▶ **Your objective**: Below are the records; locate each line with the word "JSON" and copy it.

▶ **Data in this exercise**:
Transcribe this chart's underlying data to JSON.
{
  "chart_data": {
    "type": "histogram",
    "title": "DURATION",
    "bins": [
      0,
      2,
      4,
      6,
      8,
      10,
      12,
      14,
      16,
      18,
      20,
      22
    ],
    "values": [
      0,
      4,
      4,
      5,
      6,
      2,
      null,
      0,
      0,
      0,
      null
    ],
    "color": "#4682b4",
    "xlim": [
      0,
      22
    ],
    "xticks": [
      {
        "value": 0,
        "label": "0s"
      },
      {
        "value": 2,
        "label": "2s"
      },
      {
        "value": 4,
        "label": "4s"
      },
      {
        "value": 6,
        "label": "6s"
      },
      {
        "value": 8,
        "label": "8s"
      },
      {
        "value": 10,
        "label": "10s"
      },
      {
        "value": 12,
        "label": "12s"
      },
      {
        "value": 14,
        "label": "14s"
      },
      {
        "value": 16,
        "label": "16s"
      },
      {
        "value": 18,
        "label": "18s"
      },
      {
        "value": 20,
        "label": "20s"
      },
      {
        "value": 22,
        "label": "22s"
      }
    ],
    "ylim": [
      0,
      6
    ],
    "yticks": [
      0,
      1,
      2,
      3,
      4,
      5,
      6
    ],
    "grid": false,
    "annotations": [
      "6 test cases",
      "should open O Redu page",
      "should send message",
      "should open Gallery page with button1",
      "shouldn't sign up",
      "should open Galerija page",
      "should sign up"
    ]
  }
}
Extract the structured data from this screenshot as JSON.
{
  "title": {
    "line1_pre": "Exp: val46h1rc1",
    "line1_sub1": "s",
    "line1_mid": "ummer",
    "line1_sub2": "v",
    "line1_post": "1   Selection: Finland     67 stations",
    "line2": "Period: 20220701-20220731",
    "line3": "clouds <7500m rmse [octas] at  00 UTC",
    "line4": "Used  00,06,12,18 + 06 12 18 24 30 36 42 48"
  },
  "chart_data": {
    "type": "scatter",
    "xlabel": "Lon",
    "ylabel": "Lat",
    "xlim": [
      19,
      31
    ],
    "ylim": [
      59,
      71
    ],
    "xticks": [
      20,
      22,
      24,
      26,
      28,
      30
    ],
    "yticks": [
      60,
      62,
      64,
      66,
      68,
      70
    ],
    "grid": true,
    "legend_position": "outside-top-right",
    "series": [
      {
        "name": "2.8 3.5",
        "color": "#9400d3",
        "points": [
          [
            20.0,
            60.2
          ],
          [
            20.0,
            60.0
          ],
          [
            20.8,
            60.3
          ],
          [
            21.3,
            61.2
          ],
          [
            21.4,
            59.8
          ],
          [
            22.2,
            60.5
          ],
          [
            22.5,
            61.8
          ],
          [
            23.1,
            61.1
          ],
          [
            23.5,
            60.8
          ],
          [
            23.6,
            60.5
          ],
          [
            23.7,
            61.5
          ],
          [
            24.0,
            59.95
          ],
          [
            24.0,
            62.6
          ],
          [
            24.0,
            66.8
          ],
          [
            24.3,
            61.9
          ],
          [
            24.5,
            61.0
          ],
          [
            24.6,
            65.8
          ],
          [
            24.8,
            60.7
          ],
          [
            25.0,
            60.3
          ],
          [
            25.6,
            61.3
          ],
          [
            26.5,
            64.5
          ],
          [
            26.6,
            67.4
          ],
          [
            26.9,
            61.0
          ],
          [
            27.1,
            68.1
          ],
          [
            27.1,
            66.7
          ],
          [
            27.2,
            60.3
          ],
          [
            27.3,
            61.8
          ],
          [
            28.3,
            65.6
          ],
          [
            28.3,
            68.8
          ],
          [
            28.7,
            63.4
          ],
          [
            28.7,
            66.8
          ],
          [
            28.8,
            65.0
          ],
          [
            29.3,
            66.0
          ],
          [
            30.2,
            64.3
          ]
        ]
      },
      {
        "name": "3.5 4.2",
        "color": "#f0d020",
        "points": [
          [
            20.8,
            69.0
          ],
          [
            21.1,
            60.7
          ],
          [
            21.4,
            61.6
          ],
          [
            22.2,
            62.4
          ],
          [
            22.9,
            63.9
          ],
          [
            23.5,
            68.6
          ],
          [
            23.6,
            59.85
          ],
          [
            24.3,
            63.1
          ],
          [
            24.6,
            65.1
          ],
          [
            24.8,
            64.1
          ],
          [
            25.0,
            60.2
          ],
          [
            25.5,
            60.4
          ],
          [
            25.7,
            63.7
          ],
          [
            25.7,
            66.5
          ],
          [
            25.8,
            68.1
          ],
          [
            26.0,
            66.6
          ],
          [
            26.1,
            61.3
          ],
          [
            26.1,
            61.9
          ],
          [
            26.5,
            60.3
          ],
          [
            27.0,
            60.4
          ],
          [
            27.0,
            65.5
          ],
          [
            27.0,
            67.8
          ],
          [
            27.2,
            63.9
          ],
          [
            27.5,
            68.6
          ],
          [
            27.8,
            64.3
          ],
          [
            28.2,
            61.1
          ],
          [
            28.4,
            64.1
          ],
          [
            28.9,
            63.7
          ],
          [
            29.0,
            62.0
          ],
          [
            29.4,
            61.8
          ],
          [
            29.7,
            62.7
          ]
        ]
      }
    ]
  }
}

▶ **Worked solution**:
Transcribe this chart's underlying data to JSON.
Extract the structured data from this screenshot as JSON.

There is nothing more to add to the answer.